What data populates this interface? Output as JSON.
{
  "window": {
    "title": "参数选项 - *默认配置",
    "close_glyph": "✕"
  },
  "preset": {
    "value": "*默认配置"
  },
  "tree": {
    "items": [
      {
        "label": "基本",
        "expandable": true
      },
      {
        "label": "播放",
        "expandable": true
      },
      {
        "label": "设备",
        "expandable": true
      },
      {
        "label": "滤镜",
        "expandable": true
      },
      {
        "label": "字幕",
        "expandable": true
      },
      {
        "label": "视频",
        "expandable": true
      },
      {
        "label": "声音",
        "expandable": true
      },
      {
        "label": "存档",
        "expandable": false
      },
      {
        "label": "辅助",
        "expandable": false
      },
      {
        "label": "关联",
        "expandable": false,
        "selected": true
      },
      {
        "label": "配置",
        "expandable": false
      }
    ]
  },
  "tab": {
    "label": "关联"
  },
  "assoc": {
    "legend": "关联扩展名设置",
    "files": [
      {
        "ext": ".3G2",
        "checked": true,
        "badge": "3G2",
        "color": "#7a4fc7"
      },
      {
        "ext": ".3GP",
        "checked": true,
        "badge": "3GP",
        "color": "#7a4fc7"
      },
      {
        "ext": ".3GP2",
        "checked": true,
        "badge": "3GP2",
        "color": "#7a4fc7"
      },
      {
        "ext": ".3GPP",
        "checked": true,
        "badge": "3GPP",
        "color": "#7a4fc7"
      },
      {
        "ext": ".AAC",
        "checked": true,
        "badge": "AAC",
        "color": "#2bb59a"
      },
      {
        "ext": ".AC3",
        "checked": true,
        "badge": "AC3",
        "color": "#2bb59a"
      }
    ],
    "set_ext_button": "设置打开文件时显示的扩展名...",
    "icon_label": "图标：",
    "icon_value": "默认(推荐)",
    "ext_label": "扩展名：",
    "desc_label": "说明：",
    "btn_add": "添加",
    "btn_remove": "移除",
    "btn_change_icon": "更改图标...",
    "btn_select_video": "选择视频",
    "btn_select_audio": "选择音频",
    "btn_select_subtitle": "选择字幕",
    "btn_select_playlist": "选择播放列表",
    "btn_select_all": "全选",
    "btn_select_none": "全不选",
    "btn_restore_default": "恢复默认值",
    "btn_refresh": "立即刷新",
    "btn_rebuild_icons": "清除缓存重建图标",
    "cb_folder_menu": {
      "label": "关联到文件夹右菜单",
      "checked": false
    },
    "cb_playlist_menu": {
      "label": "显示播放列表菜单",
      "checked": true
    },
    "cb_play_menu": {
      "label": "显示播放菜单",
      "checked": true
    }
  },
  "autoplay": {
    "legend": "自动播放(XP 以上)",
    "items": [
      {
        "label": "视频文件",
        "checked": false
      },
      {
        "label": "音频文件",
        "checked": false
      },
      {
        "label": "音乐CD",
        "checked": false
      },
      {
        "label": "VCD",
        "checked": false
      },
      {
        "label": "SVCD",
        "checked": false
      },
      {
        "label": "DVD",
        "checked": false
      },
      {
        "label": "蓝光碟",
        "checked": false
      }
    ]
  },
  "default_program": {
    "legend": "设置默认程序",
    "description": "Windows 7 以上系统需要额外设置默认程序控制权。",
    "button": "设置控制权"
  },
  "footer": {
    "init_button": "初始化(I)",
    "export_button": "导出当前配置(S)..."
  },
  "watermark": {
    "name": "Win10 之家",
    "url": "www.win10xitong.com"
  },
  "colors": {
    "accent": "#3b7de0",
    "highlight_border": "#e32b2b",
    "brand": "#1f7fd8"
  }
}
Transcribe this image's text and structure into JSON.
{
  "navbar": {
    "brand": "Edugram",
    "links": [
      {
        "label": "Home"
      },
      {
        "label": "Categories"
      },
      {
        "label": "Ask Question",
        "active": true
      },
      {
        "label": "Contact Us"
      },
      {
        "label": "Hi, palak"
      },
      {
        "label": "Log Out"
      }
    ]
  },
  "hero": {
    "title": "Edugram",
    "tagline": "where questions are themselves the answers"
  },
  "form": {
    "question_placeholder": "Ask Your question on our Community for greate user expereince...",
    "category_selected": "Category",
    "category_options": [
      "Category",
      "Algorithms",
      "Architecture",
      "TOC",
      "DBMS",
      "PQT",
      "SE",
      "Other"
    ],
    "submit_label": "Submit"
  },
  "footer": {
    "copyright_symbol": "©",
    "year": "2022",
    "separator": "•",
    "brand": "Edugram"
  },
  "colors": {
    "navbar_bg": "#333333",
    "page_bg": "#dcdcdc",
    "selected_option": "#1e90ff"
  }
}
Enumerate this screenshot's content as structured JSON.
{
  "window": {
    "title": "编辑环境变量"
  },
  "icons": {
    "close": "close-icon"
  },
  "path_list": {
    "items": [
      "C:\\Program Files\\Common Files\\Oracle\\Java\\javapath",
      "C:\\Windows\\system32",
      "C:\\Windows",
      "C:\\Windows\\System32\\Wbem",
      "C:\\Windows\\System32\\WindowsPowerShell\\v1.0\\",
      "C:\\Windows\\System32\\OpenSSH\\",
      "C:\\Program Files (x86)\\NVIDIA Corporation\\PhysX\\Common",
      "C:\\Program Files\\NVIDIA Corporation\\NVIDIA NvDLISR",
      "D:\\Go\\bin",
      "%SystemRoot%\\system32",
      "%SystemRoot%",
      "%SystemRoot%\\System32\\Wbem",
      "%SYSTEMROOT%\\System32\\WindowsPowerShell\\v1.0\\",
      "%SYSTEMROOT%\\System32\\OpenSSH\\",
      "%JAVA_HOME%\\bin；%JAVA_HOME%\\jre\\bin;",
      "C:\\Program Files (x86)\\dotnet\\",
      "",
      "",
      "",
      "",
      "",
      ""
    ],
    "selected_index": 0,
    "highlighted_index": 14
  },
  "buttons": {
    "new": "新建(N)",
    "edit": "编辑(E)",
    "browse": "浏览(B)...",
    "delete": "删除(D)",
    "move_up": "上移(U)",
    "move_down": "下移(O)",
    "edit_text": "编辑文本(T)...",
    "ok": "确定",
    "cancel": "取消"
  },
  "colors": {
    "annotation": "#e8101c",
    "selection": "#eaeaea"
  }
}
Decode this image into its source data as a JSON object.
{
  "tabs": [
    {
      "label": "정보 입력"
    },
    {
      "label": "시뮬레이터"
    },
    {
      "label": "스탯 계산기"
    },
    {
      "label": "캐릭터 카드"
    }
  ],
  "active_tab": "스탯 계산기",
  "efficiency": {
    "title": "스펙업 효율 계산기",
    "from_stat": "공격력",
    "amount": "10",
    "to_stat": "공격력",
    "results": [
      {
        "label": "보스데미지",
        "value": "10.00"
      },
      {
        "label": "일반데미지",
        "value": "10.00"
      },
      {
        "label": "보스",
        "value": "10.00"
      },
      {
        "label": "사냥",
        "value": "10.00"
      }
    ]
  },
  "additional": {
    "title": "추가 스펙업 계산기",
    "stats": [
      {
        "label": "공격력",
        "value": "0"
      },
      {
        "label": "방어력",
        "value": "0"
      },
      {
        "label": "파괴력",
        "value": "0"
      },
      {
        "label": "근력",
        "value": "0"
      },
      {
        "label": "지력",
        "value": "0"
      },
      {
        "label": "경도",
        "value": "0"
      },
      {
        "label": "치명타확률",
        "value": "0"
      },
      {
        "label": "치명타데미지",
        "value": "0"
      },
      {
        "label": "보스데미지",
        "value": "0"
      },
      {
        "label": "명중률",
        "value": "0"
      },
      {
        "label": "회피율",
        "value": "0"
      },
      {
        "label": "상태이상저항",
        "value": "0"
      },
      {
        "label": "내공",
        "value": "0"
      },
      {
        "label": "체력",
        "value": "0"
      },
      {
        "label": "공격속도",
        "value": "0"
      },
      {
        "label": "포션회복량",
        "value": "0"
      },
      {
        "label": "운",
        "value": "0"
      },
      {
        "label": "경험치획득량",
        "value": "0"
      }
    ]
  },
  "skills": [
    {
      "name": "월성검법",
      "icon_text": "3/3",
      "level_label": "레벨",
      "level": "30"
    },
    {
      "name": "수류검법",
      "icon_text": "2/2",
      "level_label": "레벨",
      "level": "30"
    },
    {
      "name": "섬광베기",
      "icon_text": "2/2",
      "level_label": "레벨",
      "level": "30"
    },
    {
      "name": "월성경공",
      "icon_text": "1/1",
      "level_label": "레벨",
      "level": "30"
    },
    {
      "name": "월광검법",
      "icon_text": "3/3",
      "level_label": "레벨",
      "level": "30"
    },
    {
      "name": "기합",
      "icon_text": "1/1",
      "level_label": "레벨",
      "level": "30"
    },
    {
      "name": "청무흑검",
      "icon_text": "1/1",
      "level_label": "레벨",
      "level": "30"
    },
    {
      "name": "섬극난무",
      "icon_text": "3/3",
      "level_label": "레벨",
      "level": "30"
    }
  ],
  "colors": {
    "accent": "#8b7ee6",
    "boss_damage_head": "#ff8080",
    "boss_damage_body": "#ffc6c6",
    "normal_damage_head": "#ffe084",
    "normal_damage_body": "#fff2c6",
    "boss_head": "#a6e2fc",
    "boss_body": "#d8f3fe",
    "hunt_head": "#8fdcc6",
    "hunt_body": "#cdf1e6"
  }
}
● ● ● ● ● ● ●
**Task objective**. Go through the records and copy each line with "legend" in it.

**Answer for the task**.
    "legend": "关联扩展名设置",
    "legend": "自动播放(XP 以上)",
    "legend": "设置默认程序",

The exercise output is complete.